STORED DATA >>
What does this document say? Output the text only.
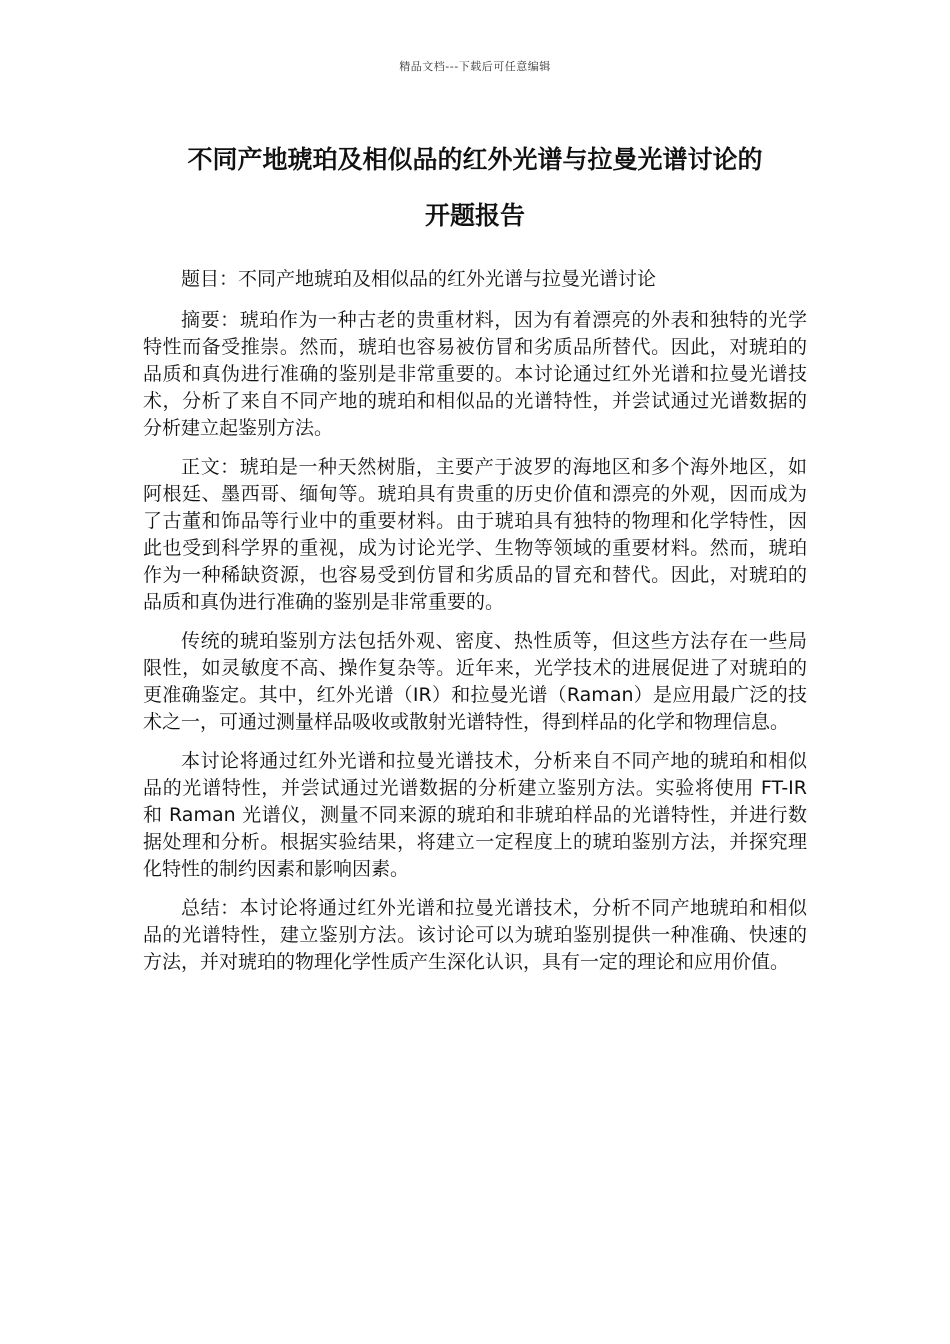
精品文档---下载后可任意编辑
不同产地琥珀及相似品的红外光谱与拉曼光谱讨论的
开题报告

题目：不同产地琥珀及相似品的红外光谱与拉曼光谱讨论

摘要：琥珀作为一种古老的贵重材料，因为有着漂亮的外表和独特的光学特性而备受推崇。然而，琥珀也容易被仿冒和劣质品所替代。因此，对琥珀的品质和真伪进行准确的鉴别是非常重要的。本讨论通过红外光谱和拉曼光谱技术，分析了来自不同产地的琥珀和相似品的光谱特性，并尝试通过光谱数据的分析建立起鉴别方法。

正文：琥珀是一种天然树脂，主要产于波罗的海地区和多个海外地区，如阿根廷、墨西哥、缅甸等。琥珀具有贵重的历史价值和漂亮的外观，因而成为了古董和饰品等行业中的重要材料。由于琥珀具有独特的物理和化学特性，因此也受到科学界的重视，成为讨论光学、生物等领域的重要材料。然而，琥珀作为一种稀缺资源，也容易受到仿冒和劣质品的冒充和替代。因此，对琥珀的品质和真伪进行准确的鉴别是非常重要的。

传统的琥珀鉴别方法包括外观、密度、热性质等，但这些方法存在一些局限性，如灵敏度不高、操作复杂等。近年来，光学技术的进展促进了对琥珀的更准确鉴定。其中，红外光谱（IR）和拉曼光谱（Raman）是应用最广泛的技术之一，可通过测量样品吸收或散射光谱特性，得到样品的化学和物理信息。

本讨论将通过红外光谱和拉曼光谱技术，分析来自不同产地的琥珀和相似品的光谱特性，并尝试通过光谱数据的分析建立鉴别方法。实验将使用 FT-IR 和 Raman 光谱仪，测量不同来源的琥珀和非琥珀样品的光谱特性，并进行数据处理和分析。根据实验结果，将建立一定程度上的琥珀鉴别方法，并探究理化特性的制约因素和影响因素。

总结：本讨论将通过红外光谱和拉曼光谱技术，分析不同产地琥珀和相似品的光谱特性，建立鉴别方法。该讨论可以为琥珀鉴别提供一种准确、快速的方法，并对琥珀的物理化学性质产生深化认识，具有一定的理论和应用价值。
* * *
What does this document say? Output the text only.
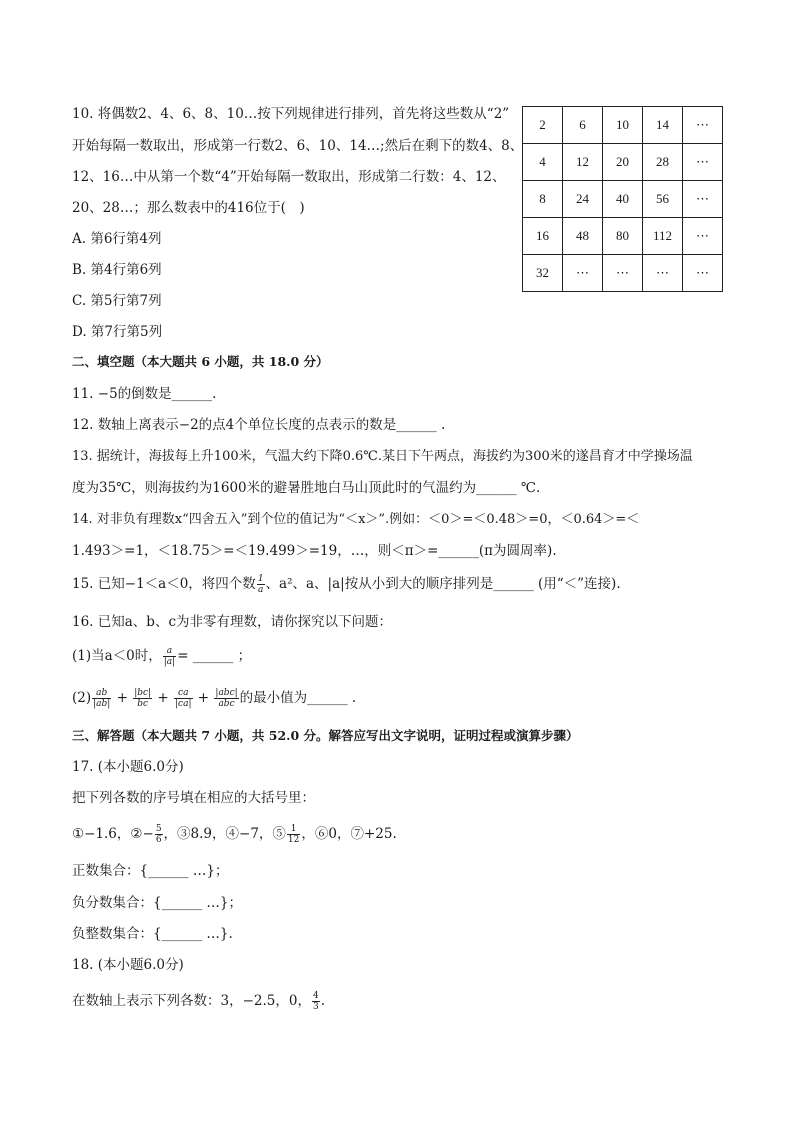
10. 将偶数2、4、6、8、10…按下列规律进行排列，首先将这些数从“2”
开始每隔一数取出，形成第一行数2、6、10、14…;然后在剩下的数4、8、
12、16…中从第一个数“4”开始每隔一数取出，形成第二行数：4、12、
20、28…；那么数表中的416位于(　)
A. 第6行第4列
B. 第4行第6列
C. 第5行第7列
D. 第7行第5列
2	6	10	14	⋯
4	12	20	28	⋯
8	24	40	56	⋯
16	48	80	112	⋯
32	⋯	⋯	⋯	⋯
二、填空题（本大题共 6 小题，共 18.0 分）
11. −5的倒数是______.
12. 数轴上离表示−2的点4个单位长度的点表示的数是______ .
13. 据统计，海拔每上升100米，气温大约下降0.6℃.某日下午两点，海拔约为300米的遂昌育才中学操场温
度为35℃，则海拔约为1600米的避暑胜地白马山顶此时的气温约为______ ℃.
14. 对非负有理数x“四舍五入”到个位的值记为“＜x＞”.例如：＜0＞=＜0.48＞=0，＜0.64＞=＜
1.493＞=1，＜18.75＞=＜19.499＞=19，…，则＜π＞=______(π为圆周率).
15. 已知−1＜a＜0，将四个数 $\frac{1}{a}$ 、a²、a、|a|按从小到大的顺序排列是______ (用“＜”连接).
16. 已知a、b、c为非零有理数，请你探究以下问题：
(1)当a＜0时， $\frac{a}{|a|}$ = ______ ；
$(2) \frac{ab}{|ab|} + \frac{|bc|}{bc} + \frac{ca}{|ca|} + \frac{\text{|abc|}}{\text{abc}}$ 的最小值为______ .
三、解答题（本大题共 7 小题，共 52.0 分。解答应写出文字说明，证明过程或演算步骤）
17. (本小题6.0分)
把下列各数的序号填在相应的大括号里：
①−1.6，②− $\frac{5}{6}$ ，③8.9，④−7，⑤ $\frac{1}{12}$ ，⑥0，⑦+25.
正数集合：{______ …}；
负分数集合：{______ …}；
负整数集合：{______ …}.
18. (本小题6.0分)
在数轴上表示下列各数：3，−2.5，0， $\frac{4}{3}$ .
--
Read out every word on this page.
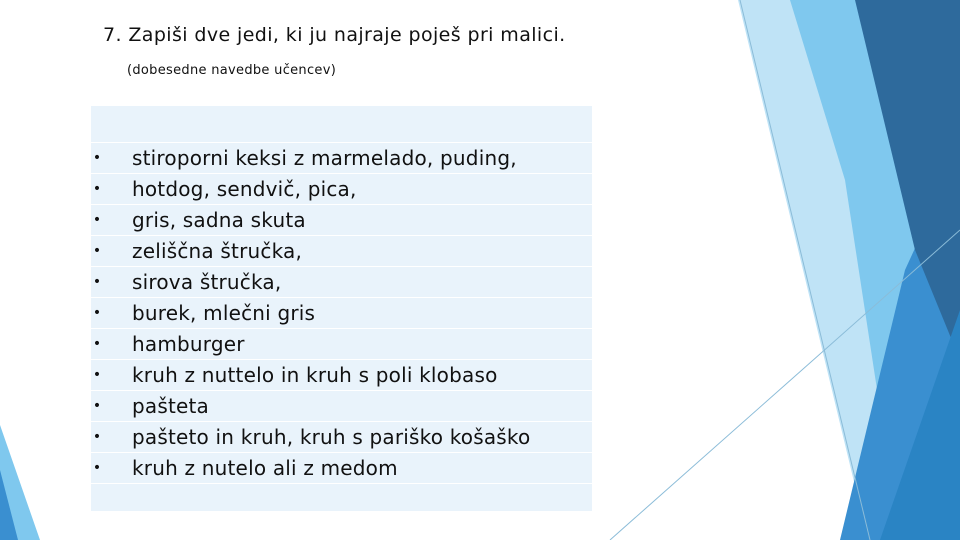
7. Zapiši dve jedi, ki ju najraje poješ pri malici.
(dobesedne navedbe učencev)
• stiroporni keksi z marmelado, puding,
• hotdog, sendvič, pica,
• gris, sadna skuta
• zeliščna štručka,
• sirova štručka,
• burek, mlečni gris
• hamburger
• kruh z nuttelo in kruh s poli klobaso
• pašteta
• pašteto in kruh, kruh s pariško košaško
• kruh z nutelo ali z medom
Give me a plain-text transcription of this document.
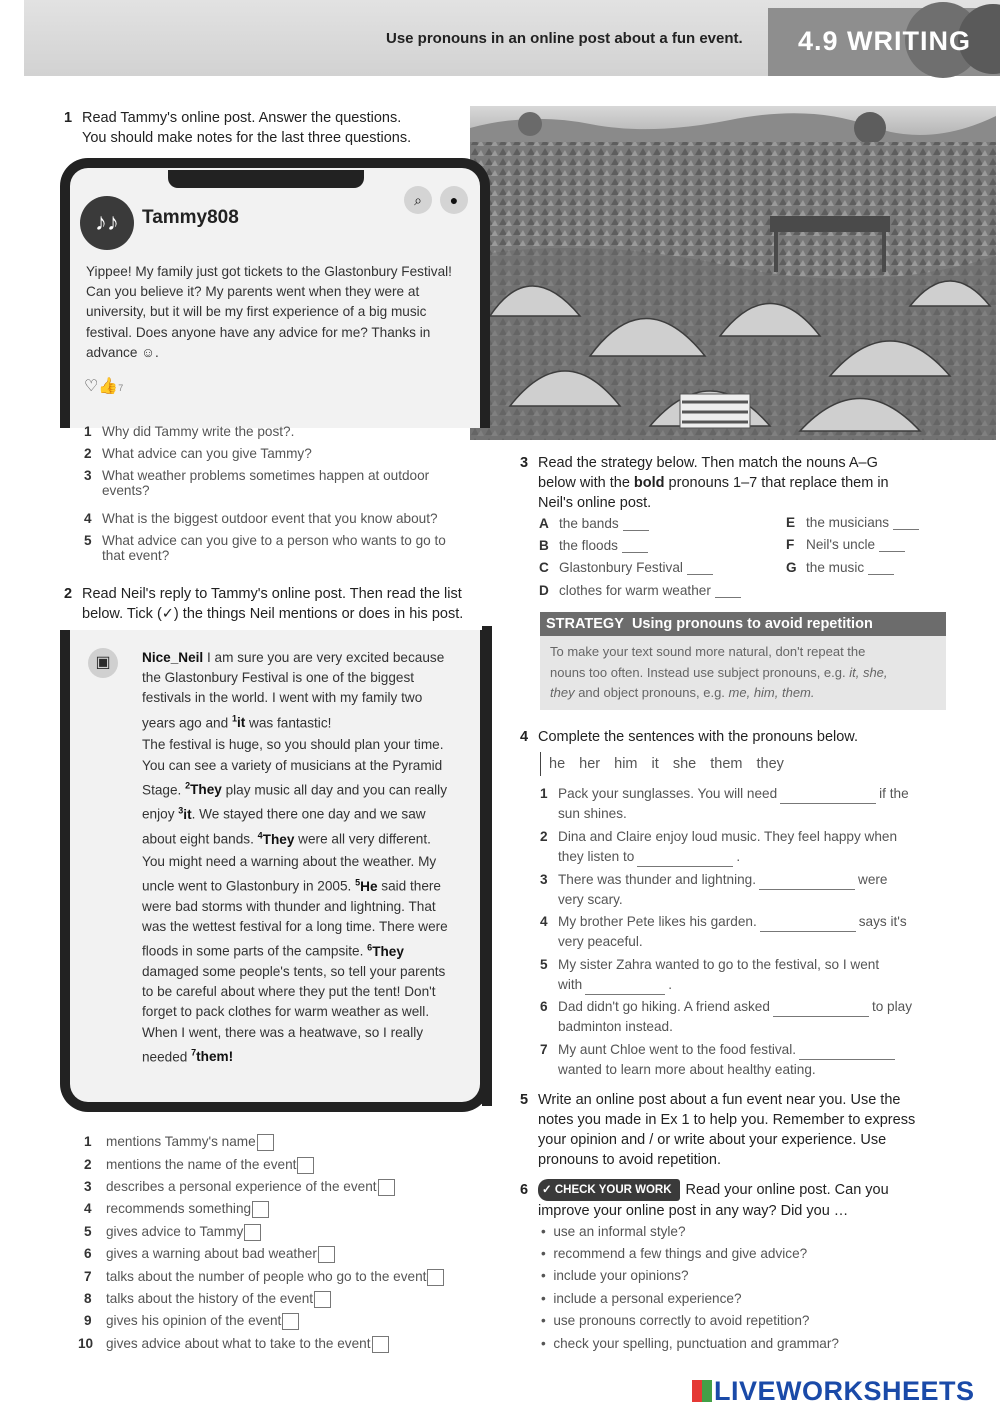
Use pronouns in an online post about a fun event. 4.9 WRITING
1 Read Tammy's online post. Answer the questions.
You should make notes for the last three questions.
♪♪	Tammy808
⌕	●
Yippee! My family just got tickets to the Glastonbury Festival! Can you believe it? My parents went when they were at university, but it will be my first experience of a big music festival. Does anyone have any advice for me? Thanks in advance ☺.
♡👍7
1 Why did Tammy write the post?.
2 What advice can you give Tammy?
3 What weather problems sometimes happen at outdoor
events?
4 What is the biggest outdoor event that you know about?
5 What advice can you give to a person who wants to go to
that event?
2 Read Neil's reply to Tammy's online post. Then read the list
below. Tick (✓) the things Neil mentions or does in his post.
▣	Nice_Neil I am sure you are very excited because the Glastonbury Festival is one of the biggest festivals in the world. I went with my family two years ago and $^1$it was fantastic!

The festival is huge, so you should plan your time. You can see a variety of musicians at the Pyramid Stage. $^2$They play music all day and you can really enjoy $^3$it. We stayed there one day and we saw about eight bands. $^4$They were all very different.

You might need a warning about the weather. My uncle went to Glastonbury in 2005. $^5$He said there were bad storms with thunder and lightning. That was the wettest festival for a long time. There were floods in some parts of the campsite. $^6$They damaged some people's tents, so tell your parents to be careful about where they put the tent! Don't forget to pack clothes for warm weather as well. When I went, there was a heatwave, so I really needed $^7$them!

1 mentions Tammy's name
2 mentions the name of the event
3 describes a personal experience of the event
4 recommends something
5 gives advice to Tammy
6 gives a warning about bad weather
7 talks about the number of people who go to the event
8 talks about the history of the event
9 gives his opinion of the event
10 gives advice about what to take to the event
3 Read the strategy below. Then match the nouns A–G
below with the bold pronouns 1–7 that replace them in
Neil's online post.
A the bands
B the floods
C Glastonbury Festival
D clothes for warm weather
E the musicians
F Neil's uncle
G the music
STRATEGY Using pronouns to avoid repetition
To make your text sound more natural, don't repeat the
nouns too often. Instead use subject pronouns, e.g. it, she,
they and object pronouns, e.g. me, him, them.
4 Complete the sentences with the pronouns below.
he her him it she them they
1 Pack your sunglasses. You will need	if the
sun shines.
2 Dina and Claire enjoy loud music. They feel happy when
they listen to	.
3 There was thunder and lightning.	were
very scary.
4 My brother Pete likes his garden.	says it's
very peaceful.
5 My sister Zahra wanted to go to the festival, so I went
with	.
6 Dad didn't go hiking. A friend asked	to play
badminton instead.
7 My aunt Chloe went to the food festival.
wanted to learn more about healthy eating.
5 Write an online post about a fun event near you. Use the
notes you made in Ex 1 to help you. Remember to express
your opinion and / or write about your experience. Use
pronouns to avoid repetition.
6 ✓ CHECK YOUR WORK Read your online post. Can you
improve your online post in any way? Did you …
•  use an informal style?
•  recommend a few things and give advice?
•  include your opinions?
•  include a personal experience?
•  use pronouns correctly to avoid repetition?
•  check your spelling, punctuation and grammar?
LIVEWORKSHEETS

WHAT TO PRODUCE >> Take each line containing the string "对琥珀的品质和真伪进行准确的鉴别是非常重要的" and copy it out.

PROBLEM SOLUTION >>
摘要：琥珀作为一种古老的贵重材料，因为有着漂亮的外表和独特的光学特性而备受推崇。然而，琥珀也容易被仿冒和劣质品所替代。因此，对琥珀的品质和真伪进行准确的鉴别是非常重要的。本讨论通过红外光谱和拉曼光谱技术，分析了来自不同产地的琥珀和相似品的光谱特性，并尝试通过光谱数据的分析建立起鉴别方法。
正文：琥珀是一种天然树脂，主要产于波罗的海地区和多个海外地区，如阿根廷、墨西哥、缅甸等。琥珀具有贵重的历史价值和漂亮的外观，因而成为了古董和饰品等行业中的重要材料。由于琥珀具有独特的物理和化学特性，因此也受到科学界的重视，成为讨论光学、生物等领域的重要材料。然而，琥珀作为一种稀缺资源，也容易受到仿冒和劣质品的冒充和替代。因此，对琥珀的品质和真伪进行准确的鉴别是非常重要的。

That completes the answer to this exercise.